#### EXERCISE INSTRUCTIONS
Copy out each line of the data below in which the string "document" appears.

#### GIVEN RECORDS
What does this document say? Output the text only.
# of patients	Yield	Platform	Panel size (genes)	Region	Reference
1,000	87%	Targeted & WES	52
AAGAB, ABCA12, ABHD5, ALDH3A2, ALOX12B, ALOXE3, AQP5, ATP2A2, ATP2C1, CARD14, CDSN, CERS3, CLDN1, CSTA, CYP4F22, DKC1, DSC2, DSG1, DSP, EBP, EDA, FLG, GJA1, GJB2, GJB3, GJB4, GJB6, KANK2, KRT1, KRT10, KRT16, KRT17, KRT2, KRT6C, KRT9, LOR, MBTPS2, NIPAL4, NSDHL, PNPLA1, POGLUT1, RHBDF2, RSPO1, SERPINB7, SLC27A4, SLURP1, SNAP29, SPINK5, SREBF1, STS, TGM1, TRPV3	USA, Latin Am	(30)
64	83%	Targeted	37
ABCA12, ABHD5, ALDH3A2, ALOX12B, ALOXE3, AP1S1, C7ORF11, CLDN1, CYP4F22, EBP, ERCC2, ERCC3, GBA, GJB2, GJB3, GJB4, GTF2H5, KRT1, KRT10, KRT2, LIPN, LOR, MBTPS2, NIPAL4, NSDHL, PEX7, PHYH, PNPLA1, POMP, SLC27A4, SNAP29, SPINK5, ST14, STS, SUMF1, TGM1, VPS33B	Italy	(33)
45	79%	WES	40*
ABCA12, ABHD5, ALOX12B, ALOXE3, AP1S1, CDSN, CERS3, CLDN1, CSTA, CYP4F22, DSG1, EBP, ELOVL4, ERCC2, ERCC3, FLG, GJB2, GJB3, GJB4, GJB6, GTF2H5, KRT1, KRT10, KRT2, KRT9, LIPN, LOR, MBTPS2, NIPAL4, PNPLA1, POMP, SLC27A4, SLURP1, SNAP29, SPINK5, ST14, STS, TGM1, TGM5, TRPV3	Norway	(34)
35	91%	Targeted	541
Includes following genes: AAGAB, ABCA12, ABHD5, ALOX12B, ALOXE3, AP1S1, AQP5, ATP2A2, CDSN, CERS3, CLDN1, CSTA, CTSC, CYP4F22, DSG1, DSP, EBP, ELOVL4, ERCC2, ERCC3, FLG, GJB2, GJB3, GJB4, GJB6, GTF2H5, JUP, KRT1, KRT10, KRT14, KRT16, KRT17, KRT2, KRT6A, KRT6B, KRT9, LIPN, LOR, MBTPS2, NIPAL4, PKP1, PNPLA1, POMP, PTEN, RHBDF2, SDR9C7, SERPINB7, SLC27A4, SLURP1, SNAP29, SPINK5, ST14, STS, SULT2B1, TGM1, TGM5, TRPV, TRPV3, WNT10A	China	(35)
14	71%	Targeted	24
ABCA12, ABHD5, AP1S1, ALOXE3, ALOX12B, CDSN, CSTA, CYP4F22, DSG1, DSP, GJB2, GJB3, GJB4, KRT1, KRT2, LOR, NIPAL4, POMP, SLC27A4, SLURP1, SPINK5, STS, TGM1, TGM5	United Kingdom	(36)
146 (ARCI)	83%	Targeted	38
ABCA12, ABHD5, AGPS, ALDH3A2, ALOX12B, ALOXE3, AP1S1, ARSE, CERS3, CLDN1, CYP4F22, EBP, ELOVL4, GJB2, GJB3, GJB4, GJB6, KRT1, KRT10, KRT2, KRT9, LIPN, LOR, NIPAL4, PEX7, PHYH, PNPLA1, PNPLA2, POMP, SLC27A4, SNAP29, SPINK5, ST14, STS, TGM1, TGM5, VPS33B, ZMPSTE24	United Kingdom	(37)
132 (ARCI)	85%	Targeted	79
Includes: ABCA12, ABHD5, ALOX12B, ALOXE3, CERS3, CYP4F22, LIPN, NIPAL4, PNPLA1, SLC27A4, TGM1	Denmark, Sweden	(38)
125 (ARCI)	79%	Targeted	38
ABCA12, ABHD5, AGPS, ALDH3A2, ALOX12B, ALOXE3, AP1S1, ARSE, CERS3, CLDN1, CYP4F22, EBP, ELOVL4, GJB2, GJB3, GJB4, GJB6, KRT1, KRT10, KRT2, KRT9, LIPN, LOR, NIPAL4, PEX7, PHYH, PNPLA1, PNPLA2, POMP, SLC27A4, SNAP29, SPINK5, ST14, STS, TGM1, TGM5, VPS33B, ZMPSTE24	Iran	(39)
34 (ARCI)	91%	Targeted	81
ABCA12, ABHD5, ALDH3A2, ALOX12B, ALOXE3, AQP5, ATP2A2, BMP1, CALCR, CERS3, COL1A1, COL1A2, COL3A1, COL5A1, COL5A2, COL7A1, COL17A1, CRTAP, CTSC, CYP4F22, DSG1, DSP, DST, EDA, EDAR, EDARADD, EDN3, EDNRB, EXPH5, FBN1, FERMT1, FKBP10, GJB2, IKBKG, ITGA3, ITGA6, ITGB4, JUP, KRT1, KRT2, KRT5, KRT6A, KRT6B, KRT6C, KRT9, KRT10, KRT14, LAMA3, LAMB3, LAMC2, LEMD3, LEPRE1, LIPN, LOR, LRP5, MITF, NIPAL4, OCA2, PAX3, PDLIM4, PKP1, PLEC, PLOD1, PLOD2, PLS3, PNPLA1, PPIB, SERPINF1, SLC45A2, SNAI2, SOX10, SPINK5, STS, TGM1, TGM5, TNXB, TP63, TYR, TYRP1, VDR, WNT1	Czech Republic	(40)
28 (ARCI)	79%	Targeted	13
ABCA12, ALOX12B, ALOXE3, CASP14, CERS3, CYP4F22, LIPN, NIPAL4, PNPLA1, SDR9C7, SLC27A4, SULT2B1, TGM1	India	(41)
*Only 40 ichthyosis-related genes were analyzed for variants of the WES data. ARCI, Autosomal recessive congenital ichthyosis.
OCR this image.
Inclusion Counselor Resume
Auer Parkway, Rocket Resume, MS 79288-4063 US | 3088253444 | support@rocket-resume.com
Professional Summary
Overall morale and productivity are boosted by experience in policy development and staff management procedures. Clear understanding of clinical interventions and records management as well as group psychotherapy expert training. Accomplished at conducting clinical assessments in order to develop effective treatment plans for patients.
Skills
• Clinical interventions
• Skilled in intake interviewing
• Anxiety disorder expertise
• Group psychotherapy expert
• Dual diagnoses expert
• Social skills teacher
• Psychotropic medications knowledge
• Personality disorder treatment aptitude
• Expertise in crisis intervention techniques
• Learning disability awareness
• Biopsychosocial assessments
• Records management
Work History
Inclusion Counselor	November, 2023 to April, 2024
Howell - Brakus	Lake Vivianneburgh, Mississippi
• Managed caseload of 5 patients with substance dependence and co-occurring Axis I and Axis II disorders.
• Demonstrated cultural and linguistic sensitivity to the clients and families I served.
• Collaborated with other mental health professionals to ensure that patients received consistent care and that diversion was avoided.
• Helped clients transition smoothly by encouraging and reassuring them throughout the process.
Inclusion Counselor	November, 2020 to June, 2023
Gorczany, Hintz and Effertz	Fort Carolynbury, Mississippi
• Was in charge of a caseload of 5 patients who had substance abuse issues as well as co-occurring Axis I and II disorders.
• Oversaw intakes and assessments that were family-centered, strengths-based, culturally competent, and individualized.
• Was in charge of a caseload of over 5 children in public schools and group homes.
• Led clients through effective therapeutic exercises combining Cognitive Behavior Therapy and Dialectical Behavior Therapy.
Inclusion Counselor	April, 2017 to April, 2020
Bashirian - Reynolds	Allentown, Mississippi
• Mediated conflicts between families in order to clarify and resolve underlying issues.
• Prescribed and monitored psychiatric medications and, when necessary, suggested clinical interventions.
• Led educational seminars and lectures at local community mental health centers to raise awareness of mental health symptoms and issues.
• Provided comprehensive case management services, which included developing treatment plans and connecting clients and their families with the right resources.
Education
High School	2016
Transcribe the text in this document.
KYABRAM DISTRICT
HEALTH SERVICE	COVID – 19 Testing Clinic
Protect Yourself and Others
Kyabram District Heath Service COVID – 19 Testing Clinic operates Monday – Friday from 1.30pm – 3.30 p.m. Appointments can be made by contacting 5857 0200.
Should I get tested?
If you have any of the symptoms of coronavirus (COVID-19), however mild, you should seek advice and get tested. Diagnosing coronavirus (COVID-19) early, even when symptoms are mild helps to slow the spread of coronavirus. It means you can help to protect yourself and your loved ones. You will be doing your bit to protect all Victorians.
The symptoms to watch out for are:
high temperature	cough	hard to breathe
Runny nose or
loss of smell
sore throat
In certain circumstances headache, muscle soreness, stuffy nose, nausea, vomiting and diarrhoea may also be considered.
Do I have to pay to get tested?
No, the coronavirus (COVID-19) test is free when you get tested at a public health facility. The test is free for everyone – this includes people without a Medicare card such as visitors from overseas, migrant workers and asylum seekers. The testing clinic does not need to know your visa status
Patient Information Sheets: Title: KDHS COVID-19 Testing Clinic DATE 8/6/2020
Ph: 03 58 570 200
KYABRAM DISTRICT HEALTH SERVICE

#### PROBLEM SOLUTION
What does this document say? Output the text only.
Transcribe the text in this document.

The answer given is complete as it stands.